:: Recorded information ::
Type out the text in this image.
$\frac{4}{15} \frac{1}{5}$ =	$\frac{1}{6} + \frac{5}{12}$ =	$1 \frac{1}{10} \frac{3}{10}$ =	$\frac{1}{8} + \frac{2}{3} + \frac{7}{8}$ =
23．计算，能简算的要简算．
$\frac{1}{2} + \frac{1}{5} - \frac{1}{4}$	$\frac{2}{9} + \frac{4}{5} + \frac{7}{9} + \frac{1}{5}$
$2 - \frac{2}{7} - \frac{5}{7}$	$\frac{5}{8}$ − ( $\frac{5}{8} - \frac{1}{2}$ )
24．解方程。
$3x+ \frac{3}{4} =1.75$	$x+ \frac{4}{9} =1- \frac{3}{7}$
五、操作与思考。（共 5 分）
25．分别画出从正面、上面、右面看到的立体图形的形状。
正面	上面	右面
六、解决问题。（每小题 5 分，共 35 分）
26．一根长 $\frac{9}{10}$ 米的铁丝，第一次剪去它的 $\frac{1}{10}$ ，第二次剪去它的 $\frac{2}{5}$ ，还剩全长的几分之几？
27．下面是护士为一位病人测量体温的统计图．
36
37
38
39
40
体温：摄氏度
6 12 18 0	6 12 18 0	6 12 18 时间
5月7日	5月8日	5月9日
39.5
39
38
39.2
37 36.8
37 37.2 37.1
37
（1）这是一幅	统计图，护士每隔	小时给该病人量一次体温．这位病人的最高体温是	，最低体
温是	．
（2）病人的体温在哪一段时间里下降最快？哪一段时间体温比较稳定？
:::
> [Written exercise]: Without leaving anything out, quote all the data.

> [Answer to the task]:
Type out the text in this image.
$\frac{4}{15} \frac{1}{5}$ =	$\frac{1}{6} + \frac{5}{12}$ =	$1 \frac{1}{10} \frac{3}{10}$ =	$\frac{1}{8} + \frac{2}{3} + \frac{7}{8}$ =
23．计算，能简算的要简算．
$\frac{1}{2} + \frac{1}{5} - \frac{1}{4}$	$\frac{2}{9} + \frac{4}{5} + \frac{7}{9} + \frac{1}{5}$
$2 - \frac{2}{7} - \frac{5}{7}$	$\frac{5}{8}$ − ( $\frac{5}{8} - \frac{1}{2}$ )
24．解方程。
$3x+ \frac{3}{4} =1.75$	$x+ \frac{4}{9} =1- \frac{3}{7}$
五、操作与思考。（共 5 分）
25．分别画出从正面、上面、右面看到的立体图形的形状。
正面	上面	右面
六、解决问题。（每小题 5 分，共 35 分）
26．一根长 $\frac{9}{10}$ 米的铁丝，第一次剪去它的 $\frac{1}{10}$ ，第二次剪去它的 $\frac{2}{5}$ ，还剩全长的几分之几？
27．下面是护士为一位病人测量体温的统计图．
36
37
38
39
40
体温：摄氏度
6 12 18 0	6 12 18 0	6 12 18 时间
5月7日	5月8日	5月9日
39.5
39
38
39.2
37 36.8
37 37.2 37.1
37
（1）这是一幅	统计图，护士每隔	小时给该病人量一次体温．这位病人的最高体温是	，最低体
温是	．
（2）病人的体温在哪一段时间里下降最快？哪一段时间体温比较稳定？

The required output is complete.